* **Goal**:
Lines containing the string "this" are to be counted; report only how many there are.

* **Data section**:
# # # # # # #

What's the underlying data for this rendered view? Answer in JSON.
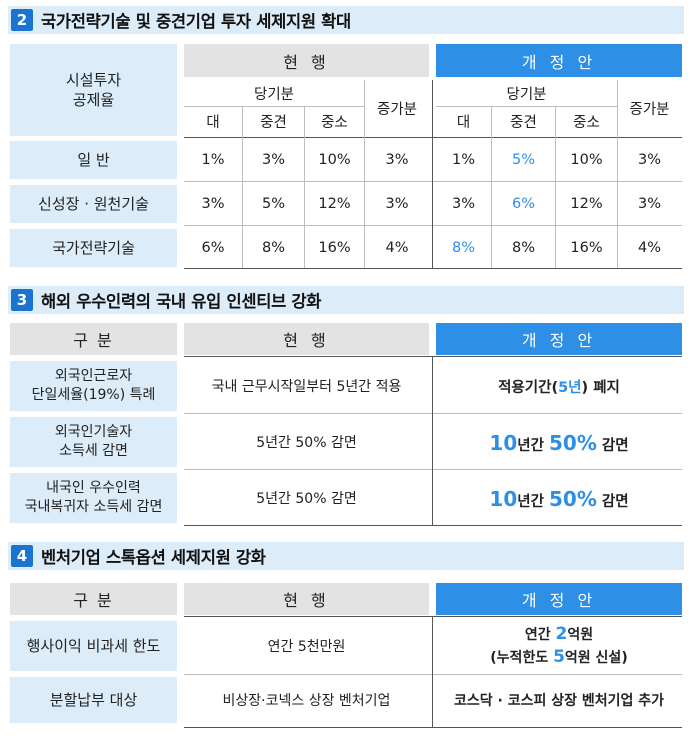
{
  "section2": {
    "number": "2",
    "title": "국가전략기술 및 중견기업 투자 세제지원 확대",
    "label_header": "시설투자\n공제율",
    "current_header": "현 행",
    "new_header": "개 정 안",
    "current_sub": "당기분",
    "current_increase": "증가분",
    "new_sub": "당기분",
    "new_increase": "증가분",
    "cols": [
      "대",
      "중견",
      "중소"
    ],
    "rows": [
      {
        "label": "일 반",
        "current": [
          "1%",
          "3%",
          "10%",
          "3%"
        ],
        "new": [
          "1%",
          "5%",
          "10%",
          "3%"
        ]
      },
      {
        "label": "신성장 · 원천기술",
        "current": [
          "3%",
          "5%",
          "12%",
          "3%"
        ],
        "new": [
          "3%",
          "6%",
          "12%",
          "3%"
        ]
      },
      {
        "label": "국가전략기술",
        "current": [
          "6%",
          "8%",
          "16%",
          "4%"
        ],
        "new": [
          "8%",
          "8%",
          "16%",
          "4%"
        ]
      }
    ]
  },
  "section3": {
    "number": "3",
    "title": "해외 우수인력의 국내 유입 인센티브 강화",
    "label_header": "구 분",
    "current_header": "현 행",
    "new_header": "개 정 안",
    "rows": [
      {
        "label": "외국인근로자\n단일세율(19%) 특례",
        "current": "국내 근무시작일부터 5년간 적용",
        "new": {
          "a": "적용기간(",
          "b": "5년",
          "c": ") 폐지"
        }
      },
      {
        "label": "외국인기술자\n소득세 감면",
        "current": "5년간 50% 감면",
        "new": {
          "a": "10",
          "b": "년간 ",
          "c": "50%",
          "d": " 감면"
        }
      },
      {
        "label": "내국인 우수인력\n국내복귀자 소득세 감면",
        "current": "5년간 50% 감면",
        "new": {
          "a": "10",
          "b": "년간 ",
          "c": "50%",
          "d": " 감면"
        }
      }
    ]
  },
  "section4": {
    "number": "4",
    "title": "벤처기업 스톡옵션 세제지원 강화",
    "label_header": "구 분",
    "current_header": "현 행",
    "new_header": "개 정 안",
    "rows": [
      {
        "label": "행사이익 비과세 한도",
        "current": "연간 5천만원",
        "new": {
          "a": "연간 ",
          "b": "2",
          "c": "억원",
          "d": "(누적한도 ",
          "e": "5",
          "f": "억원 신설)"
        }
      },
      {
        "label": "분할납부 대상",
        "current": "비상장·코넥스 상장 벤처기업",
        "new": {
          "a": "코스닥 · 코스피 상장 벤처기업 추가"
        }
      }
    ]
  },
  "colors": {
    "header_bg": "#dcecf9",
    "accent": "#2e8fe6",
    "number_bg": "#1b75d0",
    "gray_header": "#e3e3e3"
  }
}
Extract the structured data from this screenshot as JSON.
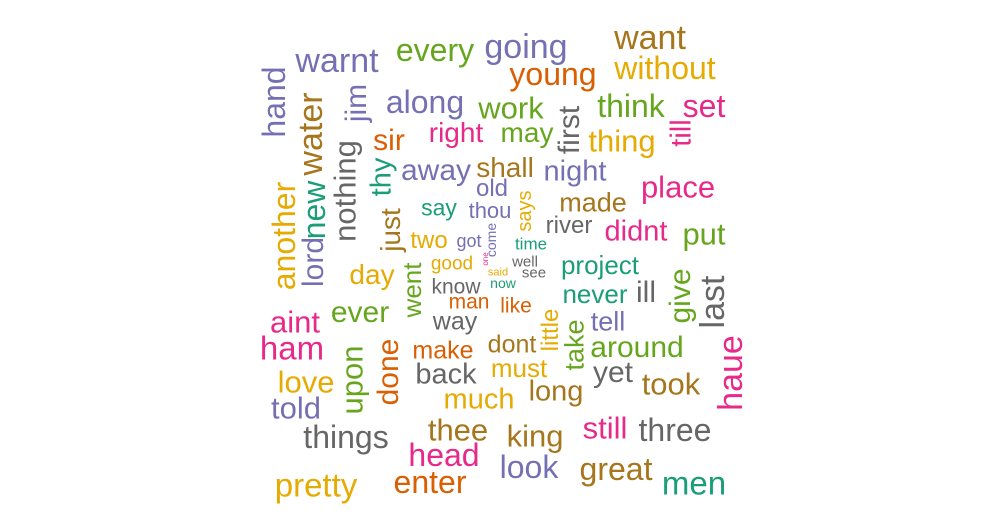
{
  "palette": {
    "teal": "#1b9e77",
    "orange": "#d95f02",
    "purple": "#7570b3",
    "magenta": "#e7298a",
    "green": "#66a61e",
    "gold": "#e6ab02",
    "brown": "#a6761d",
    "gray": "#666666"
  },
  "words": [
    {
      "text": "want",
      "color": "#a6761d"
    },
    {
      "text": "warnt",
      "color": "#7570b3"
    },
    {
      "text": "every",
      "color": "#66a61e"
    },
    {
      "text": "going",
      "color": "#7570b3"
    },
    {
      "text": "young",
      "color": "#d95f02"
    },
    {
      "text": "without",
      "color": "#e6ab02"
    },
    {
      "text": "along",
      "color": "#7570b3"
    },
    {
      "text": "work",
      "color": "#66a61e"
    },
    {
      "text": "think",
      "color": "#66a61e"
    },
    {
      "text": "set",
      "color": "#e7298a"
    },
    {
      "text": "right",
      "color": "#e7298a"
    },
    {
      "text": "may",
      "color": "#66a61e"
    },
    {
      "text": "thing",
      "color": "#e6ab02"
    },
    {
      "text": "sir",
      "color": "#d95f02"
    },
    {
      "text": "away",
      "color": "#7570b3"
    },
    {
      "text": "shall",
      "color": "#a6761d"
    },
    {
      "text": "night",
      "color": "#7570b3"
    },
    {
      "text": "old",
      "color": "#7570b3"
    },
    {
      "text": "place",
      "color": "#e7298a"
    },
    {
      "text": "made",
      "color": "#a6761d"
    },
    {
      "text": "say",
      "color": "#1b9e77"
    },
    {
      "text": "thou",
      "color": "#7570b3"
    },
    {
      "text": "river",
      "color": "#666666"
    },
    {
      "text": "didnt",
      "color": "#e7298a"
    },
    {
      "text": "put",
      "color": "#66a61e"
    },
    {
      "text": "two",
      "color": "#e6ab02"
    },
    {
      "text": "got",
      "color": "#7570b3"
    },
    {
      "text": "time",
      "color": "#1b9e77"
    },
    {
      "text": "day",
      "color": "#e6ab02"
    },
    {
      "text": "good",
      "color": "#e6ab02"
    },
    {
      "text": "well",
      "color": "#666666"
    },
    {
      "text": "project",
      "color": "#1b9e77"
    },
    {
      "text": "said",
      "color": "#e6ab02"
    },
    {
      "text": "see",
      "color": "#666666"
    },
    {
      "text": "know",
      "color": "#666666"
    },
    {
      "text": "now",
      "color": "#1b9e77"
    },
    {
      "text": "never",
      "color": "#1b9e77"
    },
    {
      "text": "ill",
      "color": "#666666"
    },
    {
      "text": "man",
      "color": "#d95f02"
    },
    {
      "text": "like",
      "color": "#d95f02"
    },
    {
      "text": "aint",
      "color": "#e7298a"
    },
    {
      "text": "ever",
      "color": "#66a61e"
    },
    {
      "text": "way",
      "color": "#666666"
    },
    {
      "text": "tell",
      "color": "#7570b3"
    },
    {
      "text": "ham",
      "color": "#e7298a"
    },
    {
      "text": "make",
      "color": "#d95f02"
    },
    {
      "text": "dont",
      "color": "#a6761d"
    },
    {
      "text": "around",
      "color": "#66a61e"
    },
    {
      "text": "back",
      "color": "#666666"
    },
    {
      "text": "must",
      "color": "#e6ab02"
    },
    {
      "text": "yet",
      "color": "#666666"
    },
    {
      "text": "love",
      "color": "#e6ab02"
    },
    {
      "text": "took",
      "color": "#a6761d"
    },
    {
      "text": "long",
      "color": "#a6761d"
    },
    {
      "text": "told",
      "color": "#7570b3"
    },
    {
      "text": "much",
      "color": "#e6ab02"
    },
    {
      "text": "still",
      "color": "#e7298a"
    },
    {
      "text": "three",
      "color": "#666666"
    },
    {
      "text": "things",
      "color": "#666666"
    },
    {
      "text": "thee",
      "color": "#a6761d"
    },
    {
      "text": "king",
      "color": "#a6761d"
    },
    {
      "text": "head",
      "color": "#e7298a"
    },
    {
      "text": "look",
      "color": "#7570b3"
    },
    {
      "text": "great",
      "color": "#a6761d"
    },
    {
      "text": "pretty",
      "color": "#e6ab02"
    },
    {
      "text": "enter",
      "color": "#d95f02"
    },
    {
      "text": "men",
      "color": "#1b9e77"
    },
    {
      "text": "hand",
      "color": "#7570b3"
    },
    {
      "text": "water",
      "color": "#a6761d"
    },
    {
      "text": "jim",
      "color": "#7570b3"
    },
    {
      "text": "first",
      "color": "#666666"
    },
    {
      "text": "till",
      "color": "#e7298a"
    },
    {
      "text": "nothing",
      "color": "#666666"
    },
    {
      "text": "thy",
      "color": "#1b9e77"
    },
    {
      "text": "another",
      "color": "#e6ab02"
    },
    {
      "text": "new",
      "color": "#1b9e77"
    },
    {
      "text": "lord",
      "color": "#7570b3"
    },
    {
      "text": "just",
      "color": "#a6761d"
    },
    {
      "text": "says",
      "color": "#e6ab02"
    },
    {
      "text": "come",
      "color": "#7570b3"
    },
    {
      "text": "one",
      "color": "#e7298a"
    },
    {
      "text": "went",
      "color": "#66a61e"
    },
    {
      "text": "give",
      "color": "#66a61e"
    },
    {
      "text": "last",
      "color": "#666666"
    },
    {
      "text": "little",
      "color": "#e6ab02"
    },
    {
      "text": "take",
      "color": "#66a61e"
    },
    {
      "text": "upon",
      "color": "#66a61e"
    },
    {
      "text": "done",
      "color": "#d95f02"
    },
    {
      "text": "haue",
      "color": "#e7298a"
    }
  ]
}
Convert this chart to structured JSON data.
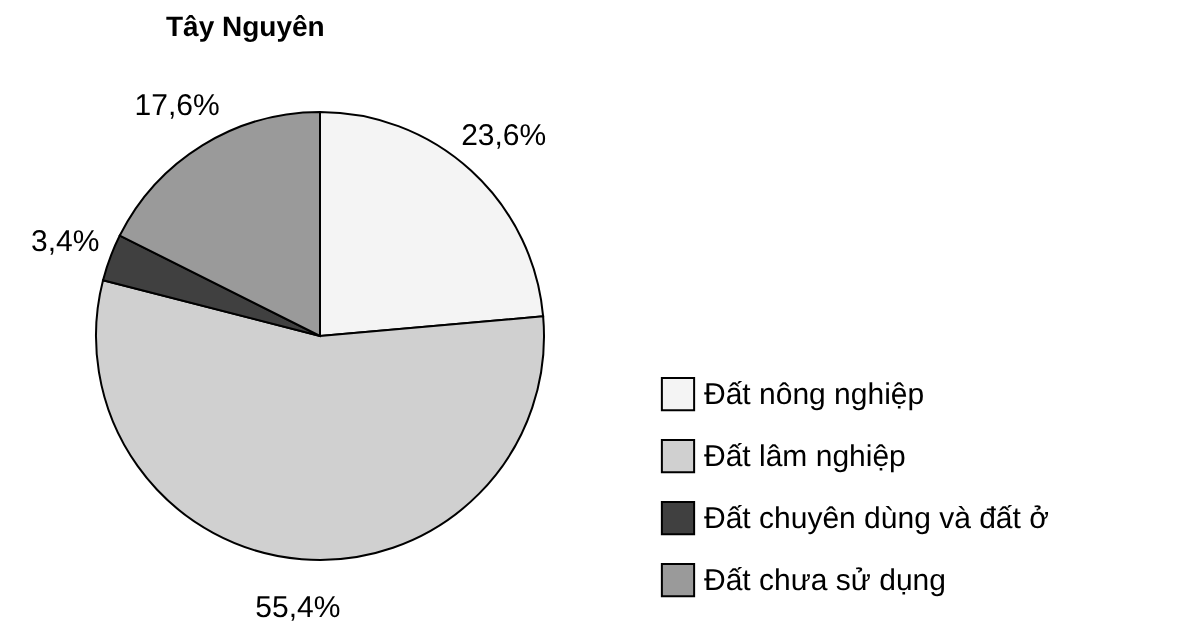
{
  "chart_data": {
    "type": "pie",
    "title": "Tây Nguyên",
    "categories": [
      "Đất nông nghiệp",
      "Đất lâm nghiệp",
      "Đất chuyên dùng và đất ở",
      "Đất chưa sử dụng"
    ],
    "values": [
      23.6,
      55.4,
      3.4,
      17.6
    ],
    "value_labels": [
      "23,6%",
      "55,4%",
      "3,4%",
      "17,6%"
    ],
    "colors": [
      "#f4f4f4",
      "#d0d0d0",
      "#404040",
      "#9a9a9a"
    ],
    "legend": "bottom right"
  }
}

# # # # # # #

* **Completed task**:
3